#### [Input data]

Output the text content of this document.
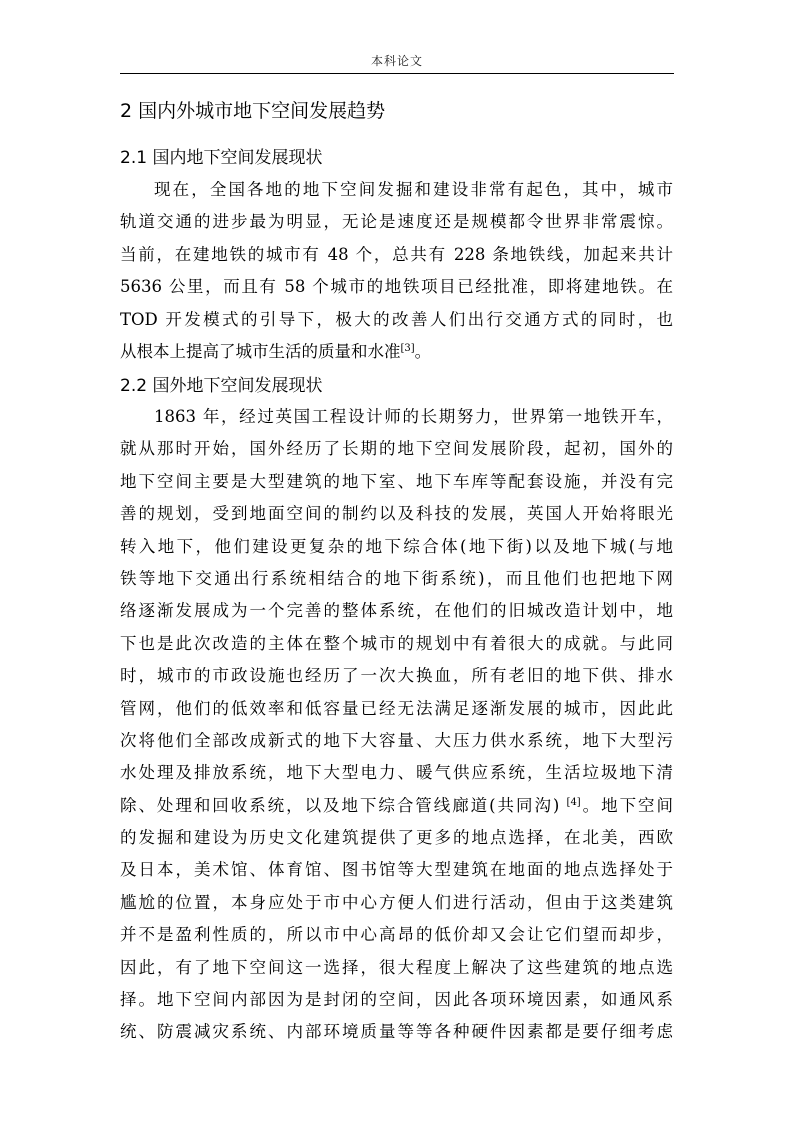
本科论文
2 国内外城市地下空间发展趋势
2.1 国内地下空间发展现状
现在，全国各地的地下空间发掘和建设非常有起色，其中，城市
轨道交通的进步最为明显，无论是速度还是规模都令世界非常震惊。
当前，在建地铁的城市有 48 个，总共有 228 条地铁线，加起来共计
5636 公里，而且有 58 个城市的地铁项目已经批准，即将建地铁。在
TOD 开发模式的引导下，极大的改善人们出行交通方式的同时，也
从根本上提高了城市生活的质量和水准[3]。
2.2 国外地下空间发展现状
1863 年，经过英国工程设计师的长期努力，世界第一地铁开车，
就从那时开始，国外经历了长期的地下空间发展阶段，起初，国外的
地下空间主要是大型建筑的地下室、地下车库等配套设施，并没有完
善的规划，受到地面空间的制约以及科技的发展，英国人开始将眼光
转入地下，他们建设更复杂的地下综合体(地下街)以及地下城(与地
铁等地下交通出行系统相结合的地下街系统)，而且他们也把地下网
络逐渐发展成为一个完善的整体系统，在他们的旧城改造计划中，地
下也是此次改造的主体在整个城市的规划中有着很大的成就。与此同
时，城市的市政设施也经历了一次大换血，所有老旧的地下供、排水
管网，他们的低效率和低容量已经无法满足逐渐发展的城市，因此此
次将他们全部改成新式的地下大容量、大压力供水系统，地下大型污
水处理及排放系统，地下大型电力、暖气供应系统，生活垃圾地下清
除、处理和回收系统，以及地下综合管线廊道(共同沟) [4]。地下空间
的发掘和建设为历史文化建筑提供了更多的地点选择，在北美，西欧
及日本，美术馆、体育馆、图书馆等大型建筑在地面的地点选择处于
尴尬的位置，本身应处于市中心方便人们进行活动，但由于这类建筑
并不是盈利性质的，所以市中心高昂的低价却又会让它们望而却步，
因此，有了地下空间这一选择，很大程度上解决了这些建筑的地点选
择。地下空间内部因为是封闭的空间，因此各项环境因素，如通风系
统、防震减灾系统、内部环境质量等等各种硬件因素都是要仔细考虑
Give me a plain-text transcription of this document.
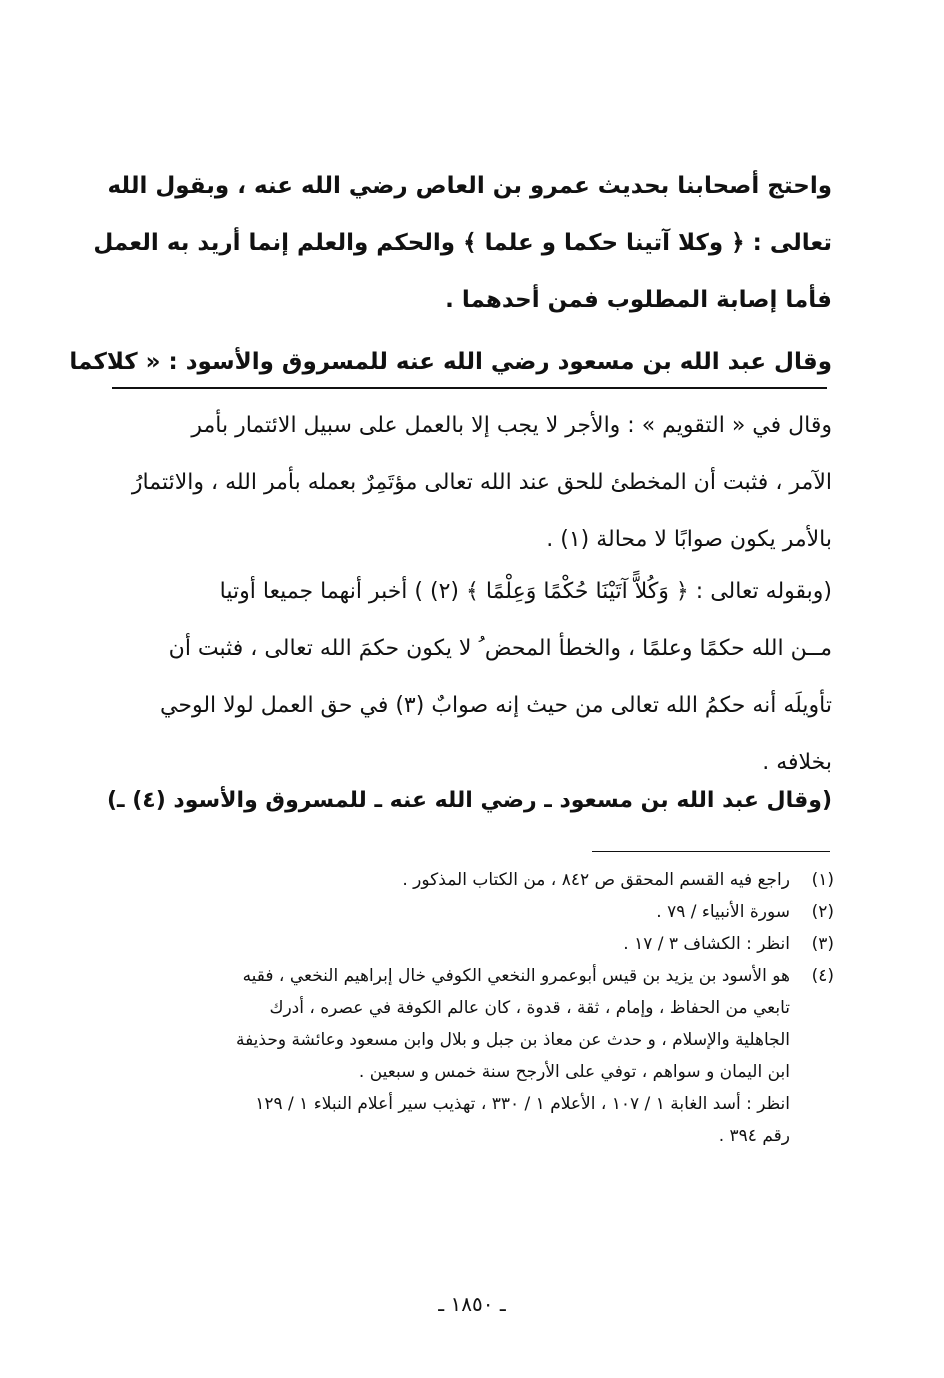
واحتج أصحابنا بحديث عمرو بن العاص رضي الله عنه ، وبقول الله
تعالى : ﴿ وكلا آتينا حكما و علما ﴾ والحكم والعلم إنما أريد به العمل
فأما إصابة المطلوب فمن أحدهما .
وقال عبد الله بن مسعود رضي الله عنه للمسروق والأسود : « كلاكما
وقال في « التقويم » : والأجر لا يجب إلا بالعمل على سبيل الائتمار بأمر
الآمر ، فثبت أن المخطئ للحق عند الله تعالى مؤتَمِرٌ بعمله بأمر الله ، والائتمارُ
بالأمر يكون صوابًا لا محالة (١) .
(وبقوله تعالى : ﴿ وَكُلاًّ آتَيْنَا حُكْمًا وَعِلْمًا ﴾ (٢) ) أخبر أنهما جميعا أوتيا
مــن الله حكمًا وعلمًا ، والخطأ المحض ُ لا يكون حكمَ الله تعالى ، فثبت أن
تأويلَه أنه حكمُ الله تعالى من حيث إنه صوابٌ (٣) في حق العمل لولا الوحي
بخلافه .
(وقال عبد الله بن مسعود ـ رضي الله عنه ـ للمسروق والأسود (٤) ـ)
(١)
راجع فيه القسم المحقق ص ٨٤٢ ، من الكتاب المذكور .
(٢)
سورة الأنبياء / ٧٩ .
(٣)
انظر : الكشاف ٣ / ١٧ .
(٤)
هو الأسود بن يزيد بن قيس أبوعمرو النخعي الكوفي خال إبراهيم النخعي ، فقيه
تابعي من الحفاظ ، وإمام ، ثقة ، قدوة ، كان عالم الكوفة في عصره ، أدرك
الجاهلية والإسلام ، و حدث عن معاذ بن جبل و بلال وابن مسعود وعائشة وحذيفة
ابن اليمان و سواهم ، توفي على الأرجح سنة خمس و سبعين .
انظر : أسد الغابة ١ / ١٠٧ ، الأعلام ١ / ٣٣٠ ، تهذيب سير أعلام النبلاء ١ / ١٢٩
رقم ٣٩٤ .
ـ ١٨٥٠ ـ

#### [Exercise directions]
Read the entries and show each line that mentions "وقال".

#### [Answer for this exercise]
وقال عبد الله بن مسعود رضي الله عنه للمسروق والأسود : « كلاكما
وقال في « التقويم » : والأجر لا يجب إلا بالعمل على سبيل الائتمار بأمر
(وقال عبد الله بن مسعود ـ رضي الله عنه ـ للمسروق والأسود (٤) ـ)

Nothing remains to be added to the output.